__YOUR GOAL__: State how many lines include "content", giving the number by itself.

__AVAILABLE RECORDS__:
::::::::::

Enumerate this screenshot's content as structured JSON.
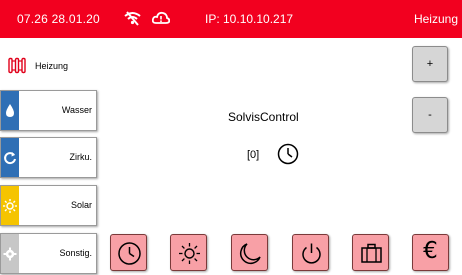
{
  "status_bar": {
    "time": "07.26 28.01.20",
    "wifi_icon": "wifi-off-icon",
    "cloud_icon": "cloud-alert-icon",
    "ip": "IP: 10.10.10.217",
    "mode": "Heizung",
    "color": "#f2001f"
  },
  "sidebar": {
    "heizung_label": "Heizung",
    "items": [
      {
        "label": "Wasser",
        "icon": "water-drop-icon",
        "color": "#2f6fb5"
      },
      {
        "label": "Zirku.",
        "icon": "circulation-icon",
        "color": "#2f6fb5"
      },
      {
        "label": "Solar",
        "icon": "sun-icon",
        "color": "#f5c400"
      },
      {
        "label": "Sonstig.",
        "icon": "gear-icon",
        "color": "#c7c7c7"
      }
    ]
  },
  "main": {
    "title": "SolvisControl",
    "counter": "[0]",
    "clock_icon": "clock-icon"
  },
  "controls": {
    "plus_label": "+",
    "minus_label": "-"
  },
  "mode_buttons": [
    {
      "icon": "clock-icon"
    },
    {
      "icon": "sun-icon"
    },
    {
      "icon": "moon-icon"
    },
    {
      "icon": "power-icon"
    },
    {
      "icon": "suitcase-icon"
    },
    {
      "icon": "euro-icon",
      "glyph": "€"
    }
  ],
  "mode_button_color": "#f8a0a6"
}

::::::::::

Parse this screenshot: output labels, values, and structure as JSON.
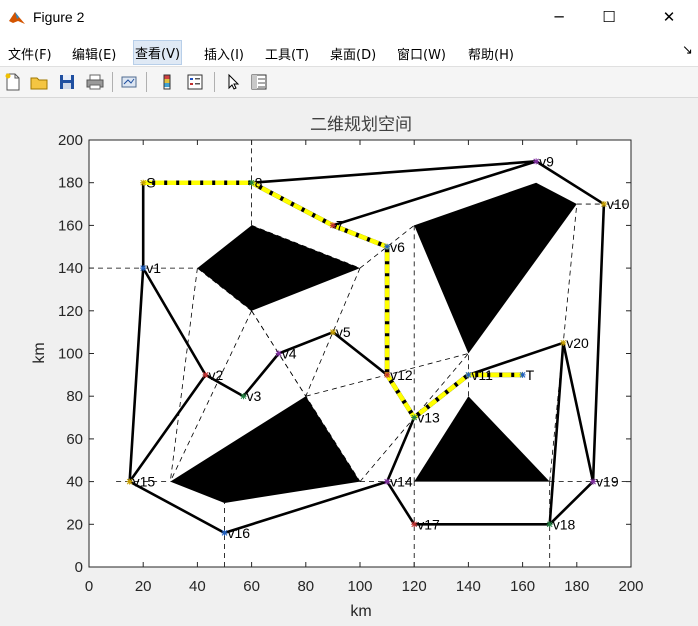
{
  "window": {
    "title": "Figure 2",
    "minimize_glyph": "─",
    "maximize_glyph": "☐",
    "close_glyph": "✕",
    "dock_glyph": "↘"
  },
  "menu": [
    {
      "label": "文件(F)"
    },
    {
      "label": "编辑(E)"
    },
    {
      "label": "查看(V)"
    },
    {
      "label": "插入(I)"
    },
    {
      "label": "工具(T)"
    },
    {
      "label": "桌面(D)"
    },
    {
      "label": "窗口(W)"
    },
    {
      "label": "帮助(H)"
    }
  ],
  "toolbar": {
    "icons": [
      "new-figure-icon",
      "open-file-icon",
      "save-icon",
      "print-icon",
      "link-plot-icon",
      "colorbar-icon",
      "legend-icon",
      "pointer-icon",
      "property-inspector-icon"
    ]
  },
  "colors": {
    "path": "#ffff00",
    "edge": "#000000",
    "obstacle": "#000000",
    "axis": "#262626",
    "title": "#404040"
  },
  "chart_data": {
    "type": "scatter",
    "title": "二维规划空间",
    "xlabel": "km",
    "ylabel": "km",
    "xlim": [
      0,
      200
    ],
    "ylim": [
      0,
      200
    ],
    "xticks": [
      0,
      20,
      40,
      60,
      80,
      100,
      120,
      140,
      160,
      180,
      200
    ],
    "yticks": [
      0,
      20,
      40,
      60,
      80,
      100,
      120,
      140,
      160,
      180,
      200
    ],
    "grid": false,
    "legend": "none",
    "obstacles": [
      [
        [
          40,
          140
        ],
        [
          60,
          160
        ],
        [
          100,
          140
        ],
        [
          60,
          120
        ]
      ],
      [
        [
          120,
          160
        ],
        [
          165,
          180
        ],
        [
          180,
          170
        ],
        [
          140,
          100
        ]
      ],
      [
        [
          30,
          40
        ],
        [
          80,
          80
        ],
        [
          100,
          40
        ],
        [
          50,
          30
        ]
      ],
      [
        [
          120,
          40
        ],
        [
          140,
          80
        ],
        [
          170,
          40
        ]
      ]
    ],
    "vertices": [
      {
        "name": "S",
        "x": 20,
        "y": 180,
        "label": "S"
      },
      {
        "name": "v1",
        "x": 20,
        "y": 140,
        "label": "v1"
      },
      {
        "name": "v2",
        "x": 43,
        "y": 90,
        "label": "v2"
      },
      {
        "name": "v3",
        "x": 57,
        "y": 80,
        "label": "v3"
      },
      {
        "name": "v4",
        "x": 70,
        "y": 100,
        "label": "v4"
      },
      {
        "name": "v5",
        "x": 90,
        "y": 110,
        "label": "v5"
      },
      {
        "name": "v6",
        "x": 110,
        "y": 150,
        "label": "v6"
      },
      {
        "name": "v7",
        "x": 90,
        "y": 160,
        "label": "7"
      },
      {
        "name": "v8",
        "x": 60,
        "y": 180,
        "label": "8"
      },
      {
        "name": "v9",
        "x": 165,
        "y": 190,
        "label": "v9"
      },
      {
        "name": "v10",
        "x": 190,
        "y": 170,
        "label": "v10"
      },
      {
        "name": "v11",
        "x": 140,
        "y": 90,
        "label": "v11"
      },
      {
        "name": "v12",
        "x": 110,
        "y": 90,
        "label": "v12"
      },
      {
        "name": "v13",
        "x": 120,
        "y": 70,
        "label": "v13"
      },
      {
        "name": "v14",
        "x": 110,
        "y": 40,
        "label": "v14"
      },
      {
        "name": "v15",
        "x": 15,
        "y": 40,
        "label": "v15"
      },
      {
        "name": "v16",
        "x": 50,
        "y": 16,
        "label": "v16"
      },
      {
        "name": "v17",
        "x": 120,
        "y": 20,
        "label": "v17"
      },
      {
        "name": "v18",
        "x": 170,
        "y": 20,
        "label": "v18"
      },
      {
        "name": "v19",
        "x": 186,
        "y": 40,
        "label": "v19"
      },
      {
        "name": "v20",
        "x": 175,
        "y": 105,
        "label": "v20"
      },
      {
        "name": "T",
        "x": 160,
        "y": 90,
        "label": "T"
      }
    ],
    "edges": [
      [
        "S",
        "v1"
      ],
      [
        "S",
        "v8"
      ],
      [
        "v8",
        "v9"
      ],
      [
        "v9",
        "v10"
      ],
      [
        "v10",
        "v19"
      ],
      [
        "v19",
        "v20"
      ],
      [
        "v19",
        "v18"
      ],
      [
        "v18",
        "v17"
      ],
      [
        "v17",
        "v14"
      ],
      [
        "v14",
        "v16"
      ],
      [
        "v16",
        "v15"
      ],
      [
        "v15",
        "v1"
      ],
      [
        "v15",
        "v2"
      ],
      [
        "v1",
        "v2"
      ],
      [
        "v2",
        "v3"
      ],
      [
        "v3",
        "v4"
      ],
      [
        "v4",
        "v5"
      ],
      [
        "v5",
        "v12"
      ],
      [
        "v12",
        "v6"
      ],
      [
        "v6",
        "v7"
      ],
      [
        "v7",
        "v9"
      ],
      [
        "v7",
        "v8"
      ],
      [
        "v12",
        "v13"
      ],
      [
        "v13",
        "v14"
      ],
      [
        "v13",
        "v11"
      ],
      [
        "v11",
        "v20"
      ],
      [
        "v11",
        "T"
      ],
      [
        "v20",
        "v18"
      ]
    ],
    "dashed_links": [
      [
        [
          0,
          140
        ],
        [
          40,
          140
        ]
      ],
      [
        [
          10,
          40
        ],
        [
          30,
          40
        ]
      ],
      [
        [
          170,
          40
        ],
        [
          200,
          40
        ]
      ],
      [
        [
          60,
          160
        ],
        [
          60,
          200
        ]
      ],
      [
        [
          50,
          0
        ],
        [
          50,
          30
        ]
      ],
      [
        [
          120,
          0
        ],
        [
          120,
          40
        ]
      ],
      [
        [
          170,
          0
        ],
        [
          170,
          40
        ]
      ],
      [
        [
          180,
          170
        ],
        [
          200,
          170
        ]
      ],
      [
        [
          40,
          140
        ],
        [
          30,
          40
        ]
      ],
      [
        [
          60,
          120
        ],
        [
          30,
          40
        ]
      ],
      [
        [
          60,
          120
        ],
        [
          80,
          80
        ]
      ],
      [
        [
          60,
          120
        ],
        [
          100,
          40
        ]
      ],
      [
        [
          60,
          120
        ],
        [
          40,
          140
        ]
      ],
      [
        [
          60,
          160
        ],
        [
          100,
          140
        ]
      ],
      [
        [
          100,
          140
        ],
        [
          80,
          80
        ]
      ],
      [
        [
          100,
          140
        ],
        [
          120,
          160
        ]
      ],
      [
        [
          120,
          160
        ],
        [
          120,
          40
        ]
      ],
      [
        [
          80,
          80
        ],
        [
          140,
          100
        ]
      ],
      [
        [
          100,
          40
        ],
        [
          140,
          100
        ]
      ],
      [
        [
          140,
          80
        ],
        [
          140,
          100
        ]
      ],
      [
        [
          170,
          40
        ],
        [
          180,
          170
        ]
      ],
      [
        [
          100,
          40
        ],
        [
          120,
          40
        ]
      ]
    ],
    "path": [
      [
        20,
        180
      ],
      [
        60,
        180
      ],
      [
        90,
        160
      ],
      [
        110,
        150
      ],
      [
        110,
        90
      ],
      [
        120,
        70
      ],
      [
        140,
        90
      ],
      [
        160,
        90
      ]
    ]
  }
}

::::::::::

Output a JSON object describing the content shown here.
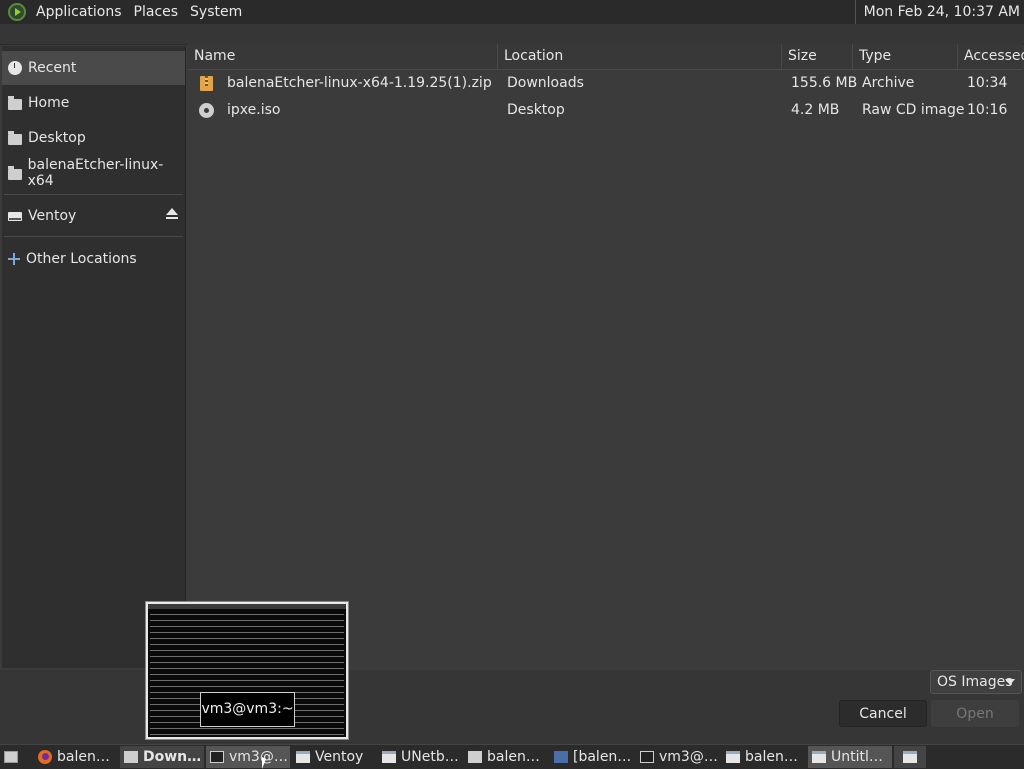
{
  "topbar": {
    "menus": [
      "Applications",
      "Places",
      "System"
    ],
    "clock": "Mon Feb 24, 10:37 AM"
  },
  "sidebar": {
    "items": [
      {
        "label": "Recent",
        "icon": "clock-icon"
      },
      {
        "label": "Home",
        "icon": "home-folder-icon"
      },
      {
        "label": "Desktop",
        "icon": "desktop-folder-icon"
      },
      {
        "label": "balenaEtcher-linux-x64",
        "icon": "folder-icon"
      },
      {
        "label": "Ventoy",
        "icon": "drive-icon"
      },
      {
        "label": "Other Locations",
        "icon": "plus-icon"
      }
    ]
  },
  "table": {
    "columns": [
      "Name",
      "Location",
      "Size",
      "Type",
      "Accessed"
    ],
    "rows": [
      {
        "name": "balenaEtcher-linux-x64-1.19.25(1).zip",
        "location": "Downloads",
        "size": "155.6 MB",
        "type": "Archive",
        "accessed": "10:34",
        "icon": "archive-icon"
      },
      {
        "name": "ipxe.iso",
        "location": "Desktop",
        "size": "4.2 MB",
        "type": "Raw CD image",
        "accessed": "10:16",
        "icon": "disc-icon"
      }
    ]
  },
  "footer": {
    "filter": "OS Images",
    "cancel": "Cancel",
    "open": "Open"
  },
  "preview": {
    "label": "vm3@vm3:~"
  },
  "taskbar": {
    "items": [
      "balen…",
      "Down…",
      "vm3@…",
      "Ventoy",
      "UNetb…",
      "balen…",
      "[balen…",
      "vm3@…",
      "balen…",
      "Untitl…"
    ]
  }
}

::::::::::

__SOLUTION TO THE EXERCISE__: 2